Retype all material exactly. Pictures stay out of the copy.

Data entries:
++++++++++++++++++++

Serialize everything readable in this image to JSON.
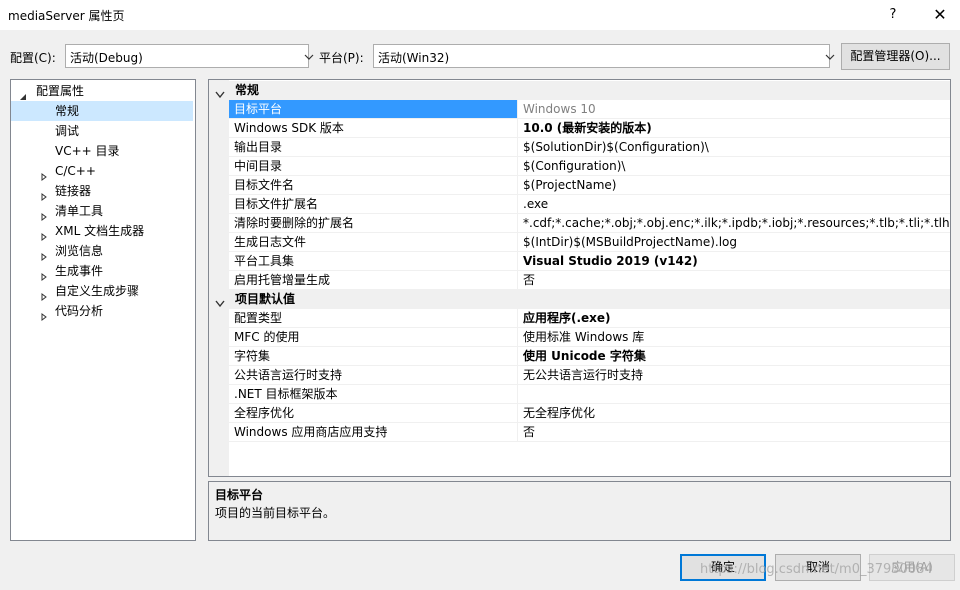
{
  "window": {
    "title": "mediaServer 属性页",
    "help_glyph": "?",
    "close_glyph": "✕"
  },
  "config_bar": {
    "config_label": "配置(C):",
    "config_value": "活动(Debug)",
    "platform_label": "平台(P):",
    "platform_value": "活动(Win32)",
    "config_manager_label": "配置管理器(O)..."
  },
  "tree": {
    "root": "配置属性",
    "items": [
      {
        "label": "常规",
        "expandable": false,
        "selected": true
      },
      {
        "label": "调试",
        "expandable": false,
        "selected": false
      },
      {
        "label": "VC++ 目录",
        "expandable": false,
        "selected": false
      },
      {
        "label": "C/C++",
        "expandable": true,
        "selected": false
      },
      {
        "label": "链接器",
        "expandable": true,
        "selected": false
      },
      {
        "label": "清单工具",
        "expandable": true,
        "selected": false
      },
      {
        "label": "XML 文档生成器",
        "expandable": true,
        "selected": false
      },
      {
        "label": "浏览信息",
        "expandable": true,
        "selected": false
      },
      {
        "label": "生成事件",
        "expandable": true,
        "selected": false
      },
      {
        "label": "自定义生成步骤",
        "expandable": true,
        "selected": false
      },
      {
        "label": "代码分析",
        "expandable": true,
        "selected": false
      }
    ]
  },
  "grid": {
    "categories": [
      {
        "label": "常规",
        "rows": [
          {
            "name": "目标平台",
            "value": "Windows 10",
            "style": "gray",
            "selected": true
          },
          {
            "name": "Windows SDK 版本",
            "value": "10.0 (最新安装的版本)",
            "style": "bold"
          },
          {
            "name": "输出目录",
            "value": "$(SolutionDir)$(Configuration)\\",
            "style": ""
          },
          {
            "name": "中间目录",
            "value": "$(Configuration)\\",
            "style": ""
          },
          {
            "name": "目标文件名",
            "value": "$(ProjectName)",
            "style": ""
          },
          {
            "name": "目标文件扩展名",
            "value": ".exe",
            "style": ""
          },
          {
            "name": "清除时要删除的扩展名",
            "value": "*.cdf;*.cache;*.obj;*.obj.enc;*.ilk;*.ipdb;*.iobj;*.resources;*.tlb;*.tli;*.tlh;*.tmp;*",
            "style": ""
          },
          {
            "name": "生成日志文件",
            "value": "$(IntDir)$(MSBuildProjectName).log",
            "style": ""
          },
          {
            "name": "平台工具集",
            "value": "Visual Studio 2019 (v142)",
            "style": "bold"
          },
          {
            "name": "启用托管增量生成",
            "value": "否",
            "style": ""
          }
        ]
      },
      {
        "label": "项目默认值",
        "rows": [
          {
            "name": "配置类型",
            "value": "应用程序(.exe)",
            "style": "bold"
          },
          {
            "name": "MFC 的使用",
            "value": "使用标准 Windows 库",
            "style": ""
          },
          {
            "name": "字符集",
            "value": "使用 Unicode 字符集",
            "style": "bold"
          },
          {
            "name": "公共语言运行时支持",
            "value": "无公共语言运行时支持",
            "style": ""
          },
          {
            "name": ".NET 目标框架版本",
            "value": "",
            "style": ""
          },
          {
            "name": "全程序优化",
            "value": "无全程序优化",
            "style": ""
          },
          {
            "name": "Windows 应用商店应用支持",
            "value": "否",
            "style": ""
          }
        ]
      }
    ]
  },
  "description": {
    "title": "目标平台",
    "text": "项目的当前目标平台。"
  },
  "buttons": {
    "ok": "确定",
    "cancel": "取消",
    "apply": "应用(A)"
  },
  "watermark": "https://blog.csdn.net/m0_37930084",
  "colors": {
    "selection": "#3399ff",
    "tree_selection": "#cce8ff",
    "accent_border": "#0078d7"
  }
}
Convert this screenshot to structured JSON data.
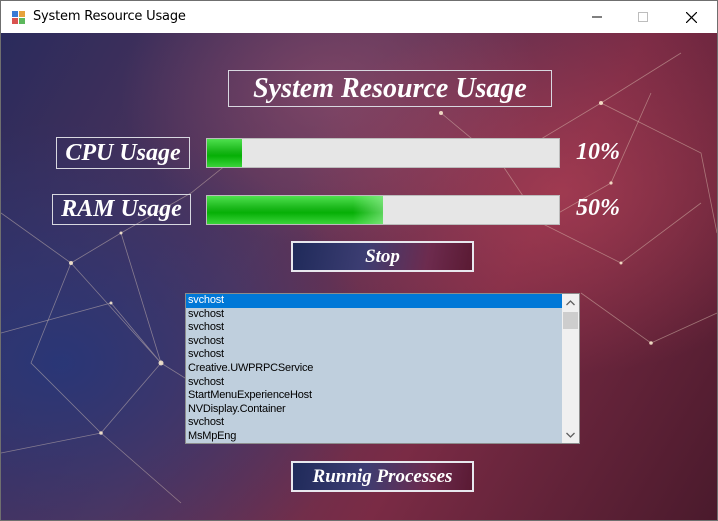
{
  "window": {
    "title": "System Resource Usage"
  },
  "heading": "System Resource Usage",
  "cpu": {
    "label": "CPU Usage",
    "value_text": "10%",
    "percent": 10
  },
  "ram": {
    "label": "RAM Usage",
    "value_text": "50%",
    "percent": 50
  },
  "stop_button": {
    "label": "Stop"
  },
  "processes": {
    "items": [
      "svchost",
      "svchost",
      "svchost",
      "svchost",
      "svchost",
      "Creative.UWPRPCService",
      "svchost",
      "StartMenuExperienceHost",
      "NVDisplay.Container",
      "svchost",
      "MsMpEng"
    ],
    "selected_index": 0
  },
  "running_button": {
    "label": "Runnig Processes"
  },
  "colors": {
    "progress_fill": "#06b006",
    "selection": "#0078d7",
    "listbox_bg": "#bfcfdd"
  },
  "icons": [
    "app-icon",
    "minimize-icon",
    "maximize-icon",
    "close-icon",
    "scroll-up-icon",
    "scroll-down-icon"
  ]
}
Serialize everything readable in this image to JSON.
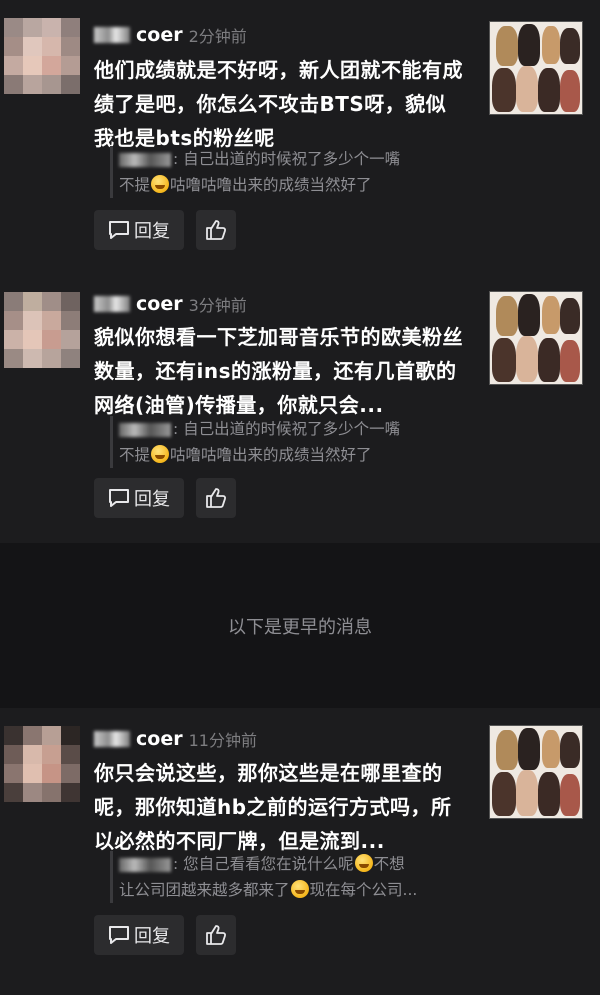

++++++++++++++++++++

# ANSWER TO THIS EXERCISE
Serialize everything readable in this image to JSON.
{
  "window": {
    "title": "mediaServer 属性页",
    "help_glyph": "?",
    "close_glyph": "✕"
  },
  "config_bar": {
    "config_label": "配置(C):",
    "config_value": "活动(Debug)",
    "platform_label": "平台(P):",
    "platform_value": "活动(Win32)",
    "config_manager_label": "配置管理器(O)..."
  },
  "tree": {
    "root": "配置属性",
    "items": [
      {
        "label": "常规",
        "expandable": false,
        "selected": true
      },
      {
        "label": "调试",
        "expandable": false,
        "selected": false
      },
      {
        "label": "VC++ 目录",
        "expandable": false,
        "selected": false
      },
      {
        "label": "C/C++",
        "expandable": true,
        "selected": false
      },
      {
        "label": "链接器",
        "expandable": true,
        "selected": false
      },
      {
        "label": "清单工具",
        "expandable": true,
        "selected": false
      },
      {
        "label": "XML 文档生成器",
        "expandable": true,
        "selected": false
      },
      {
        "label": "浏览信息",
        "expandable": true,
        "selected": false
      },
      {
        "label": "生成事件",
        "expandable": true,
        "selected": false
      },
      {
        "label": "自定义生成步骤",
        "expandable": true,
        "selected": false
      },
      {
        "label": "代码分析",
        "expandable": true,
        "selected": false
      }
    ]
  },
  "grid": {
    "categories": [
      {
        "label": "常规",
        "rows": [
          {
            "name": "目标平台",
            "value": "Windows 10",
            "style": "gray",
            "selected": true
          },
          {
            "name": "Windows SDK 版本",
            "value": "10.0 (最新安装的版本)",
            "style": "bold"
          },
          {
            "name": "输出目录",
            "value": "$(SolutionDir)$(Configuration)\\",
            "style": ""
          },
          {
            "name": "中间目录",
            "value": "$(Configuration)\\",
            "style": ""
          },
          {
            "name": "目标文件名",
            "value": "$(ProjectName)",
            "style": ""
          },
          {
            "name": "目标文件扩展名",
            "value": ".exe",
            "style": ""
          },
          {
            "name": "清除时要删除的扩展名",
            "value": "*.cdf;*.cache;*.obj;*.obj.enc;*.ilk;*.ipdb;*.iobj;*.resources;*.tlb;*.tli;*.tlh;*.tmp;*",
            "style": ""
          },
          {
            "name": "生成日志文件",
            "value": "$(IntDir)$(MSBuildProjectName).log",
            "style": ""
          },
          {
            "name": "平台工具集",
            "value": "Visual Studio 2019 (v142)",
            "style": "bold"
          },
          {
            "name": "启用托管增量生成",
            "value": "否",
            "style": ""
          }
        ]
      },
      {
        "label": "项目默认值",
        "rows": [
          {
            "name": "配置类型",
            "value": "应用程序(.exe)",
            "style": "bold"
          },
          {
            "name": "MFC 的使用",
            "value": "使用标准 Windows 库",
            "style": ""
          },
          {
            "name": "字符集",
            "value": "使用 Unicode 字符集",
            "style": "bold"
          },
          {
            "name": "公共语言运行时支持",
            "value": "无公共语言运行时支持",
            "style": ""
          },
          {
            "name": ".NET 目标框架版本",
            "value": "",
            "style": ""
          },
          {
            "name": "全程序优化",
            "value": "无全程序优化",
            "style": ""
          },
          {
            "name": "Windows 应用商店应用支持",
            "value": "否",
            "style": ""
          }
        ]
      }
    ]
  },
  "description": {
    "title": "目标平台",
    "text": "项目的当前目标平台。"
  },
  "buttons": {
    "ok": "确定",
    "cancel": "取消",
    "apply": "应用(A)"
  },
  "watermark": "https://blog.csdn.net/m0_37930084",
  "colors": {
    "selection": "#3399ff",
    "tree_selection": "#cce8ff",
    "accent_border": "#0078d7"
  }
}
Convert this screenshot to structured JSON data.
{
  "window": {
    "title": "System Resource Usage"
  },
  "heading": "System Resource Usage",
  "cpu": {
    "label": "CPU Usage",
    "value_text": "10%",
    "percent": 10
  },
  "ram": {
    "label": "RAM Usage",
    "value_text": "50%",
    "percent": 50
  },
  "stop_button": {
    "label": "Stop"
  },
  "processes": {
    "items": [
      "svchost",
      "svchost",
      "svchost",
      "svchost",
      "svchost",
      "Creative.UWPRPCService",
      "svchost",
      "StartMenuExperienceHost",
      "NVDisplay.Container",
      "svchost",
      "MsMpEng"
    ],
    "selected_index": 0
  },
  "running_button": {
    "label": "Runnig Processes"
  },
  "colors": {
    "progress_fill": "#06b006",
    "selection": "#0078d7",
    "listbox_bg": "#bfcfdd"
  },
  "icons": [
    "app-icon",
    "minimize-icon",
    "maximize-icon",
    "close-icon",
    "scroll-up-icon",
    "scroll-down-icon"
  ]
}
Serialize everything readable in this image to JSON.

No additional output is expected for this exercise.